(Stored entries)
· · · · · · ·

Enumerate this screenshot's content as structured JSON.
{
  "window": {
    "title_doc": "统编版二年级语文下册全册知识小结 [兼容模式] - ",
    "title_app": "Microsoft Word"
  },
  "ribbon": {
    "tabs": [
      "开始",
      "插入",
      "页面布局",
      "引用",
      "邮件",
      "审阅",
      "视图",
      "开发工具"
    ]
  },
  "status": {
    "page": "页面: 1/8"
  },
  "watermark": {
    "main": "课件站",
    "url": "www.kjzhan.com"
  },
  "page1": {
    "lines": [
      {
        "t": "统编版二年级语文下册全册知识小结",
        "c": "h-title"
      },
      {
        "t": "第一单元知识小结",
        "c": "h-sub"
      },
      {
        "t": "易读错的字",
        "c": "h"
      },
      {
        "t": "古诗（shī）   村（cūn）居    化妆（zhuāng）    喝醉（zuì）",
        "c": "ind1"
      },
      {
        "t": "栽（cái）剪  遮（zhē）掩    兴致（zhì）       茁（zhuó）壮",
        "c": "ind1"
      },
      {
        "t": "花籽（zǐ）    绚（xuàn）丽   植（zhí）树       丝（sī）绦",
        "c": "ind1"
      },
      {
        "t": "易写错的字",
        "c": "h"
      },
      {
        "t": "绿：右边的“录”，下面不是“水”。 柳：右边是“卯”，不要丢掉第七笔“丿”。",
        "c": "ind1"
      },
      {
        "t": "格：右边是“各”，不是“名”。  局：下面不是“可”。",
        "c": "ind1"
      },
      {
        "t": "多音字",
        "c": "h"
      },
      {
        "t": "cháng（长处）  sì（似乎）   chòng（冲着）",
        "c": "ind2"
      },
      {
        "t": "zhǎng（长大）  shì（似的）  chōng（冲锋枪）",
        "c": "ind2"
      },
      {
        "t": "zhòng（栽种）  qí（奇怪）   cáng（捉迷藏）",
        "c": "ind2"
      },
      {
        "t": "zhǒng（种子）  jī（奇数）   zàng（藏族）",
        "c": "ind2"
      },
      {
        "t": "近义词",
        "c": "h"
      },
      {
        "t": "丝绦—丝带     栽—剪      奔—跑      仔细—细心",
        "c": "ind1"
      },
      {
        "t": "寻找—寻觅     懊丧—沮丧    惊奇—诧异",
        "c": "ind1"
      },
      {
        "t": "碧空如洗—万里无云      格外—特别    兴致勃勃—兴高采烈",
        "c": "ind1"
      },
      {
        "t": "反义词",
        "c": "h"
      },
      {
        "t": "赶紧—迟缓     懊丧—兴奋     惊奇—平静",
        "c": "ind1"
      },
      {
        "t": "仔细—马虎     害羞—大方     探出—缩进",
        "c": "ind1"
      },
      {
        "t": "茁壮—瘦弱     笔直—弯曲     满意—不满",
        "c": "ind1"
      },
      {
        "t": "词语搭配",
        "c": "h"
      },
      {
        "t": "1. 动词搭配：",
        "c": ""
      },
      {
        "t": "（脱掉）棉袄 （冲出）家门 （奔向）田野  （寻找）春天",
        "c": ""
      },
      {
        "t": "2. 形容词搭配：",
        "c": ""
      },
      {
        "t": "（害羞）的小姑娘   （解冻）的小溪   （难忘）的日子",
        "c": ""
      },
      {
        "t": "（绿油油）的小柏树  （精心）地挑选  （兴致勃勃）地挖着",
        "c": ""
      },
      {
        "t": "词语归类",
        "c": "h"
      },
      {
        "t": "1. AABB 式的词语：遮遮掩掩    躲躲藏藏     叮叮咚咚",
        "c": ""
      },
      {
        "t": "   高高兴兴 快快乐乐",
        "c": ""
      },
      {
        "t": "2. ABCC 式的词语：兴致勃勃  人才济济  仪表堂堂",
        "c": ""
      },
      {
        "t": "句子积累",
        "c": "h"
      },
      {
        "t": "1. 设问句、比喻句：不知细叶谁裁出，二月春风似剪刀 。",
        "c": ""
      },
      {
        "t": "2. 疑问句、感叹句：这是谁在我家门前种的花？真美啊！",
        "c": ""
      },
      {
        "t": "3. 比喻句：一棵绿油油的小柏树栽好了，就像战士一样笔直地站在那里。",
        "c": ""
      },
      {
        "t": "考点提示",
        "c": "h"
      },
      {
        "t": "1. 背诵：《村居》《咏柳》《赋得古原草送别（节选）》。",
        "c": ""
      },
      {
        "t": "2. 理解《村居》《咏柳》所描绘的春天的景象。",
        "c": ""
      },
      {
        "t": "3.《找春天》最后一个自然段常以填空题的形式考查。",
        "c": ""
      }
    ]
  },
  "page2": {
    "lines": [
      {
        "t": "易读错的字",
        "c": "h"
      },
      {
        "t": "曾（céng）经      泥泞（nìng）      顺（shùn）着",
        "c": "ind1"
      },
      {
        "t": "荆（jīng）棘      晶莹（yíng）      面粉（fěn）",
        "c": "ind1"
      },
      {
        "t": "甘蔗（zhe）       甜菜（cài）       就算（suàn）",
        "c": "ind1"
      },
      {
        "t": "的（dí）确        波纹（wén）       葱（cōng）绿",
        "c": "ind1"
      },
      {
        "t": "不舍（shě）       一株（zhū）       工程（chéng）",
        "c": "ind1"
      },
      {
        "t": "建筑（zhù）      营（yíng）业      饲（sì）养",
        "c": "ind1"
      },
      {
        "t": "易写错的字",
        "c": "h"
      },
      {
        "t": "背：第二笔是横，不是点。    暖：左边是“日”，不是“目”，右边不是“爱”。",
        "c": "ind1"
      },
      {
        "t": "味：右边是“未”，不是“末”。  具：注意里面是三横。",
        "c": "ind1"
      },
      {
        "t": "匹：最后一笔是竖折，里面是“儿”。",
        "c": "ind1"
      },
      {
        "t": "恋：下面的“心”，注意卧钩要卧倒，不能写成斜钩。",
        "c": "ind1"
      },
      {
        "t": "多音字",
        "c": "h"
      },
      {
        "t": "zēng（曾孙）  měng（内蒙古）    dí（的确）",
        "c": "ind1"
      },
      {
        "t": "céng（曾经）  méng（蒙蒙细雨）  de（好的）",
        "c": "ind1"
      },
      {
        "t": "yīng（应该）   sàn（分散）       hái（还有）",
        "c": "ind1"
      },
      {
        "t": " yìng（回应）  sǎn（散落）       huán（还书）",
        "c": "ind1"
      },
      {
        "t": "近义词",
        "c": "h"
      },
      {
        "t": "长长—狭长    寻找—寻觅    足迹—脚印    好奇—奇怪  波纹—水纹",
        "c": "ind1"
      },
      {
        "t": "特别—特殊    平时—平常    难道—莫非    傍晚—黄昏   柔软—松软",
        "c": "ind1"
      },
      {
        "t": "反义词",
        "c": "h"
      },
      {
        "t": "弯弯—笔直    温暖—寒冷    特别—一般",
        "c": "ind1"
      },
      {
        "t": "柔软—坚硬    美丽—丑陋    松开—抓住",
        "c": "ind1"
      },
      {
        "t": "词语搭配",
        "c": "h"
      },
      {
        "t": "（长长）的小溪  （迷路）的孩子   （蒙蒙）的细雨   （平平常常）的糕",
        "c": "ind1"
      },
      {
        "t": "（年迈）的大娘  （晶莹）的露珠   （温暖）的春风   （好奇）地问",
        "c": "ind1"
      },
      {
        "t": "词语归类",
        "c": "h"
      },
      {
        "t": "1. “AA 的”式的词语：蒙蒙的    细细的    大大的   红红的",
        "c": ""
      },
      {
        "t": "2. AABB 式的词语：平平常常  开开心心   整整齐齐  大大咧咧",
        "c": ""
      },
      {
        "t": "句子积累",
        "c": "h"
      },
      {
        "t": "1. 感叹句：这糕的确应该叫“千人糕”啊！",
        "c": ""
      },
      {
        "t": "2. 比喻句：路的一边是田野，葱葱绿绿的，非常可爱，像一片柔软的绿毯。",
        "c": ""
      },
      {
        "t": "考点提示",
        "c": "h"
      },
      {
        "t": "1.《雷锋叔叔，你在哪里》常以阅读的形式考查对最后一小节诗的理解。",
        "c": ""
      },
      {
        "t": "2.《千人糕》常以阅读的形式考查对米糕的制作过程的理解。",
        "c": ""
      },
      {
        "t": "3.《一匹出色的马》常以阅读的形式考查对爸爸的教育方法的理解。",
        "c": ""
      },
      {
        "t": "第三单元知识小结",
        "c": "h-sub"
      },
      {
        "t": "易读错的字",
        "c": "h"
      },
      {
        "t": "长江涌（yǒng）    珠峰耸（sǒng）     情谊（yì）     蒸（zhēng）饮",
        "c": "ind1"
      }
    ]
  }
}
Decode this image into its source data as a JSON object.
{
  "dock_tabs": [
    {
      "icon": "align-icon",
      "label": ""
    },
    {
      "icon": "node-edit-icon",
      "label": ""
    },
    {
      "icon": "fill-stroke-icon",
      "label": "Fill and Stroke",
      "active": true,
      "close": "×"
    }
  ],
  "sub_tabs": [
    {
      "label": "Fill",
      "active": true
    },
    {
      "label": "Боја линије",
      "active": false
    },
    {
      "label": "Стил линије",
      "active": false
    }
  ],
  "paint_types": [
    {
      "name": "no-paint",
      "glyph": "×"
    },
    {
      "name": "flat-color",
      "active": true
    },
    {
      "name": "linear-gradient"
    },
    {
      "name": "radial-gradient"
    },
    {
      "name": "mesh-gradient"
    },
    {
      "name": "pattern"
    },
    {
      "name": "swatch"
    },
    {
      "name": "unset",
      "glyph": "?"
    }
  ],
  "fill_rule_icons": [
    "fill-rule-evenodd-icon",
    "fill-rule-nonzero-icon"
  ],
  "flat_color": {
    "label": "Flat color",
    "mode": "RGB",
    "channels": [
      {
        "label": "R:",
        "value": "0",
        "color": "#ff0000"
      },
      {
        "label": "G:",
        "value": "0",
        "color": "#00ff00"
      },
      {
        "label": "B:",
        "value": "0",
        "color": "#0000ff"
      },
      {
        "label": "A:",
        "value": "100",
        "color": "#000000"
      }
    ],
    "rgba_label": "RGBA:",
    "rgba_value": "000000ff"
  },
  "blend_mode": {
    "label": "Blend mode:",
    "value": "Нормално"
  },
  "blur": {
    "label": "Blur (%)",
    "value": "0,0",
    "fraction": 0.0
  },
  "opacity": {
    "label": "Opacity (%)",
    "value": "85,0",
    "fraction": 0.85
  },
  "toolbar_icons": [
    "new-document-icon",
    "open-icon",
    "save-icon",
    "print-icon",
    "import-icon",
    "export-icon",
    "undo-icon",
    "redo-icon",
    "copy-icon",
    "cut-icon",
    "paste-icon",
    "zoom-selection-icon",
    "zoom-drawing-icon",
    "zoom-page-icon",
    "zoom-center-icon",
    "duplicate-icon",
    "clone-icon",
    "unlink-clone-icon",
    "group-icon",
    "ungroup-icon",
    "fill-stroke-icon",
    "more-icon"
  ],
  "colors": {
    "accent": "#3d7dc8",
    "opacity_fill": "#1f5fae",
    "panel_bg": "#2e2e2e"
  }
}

· · · · · · ·

» **Exercise details**
In the records above, how many lines hold the string "平平常常"? Reply with only the number.

» **Expected answer**
2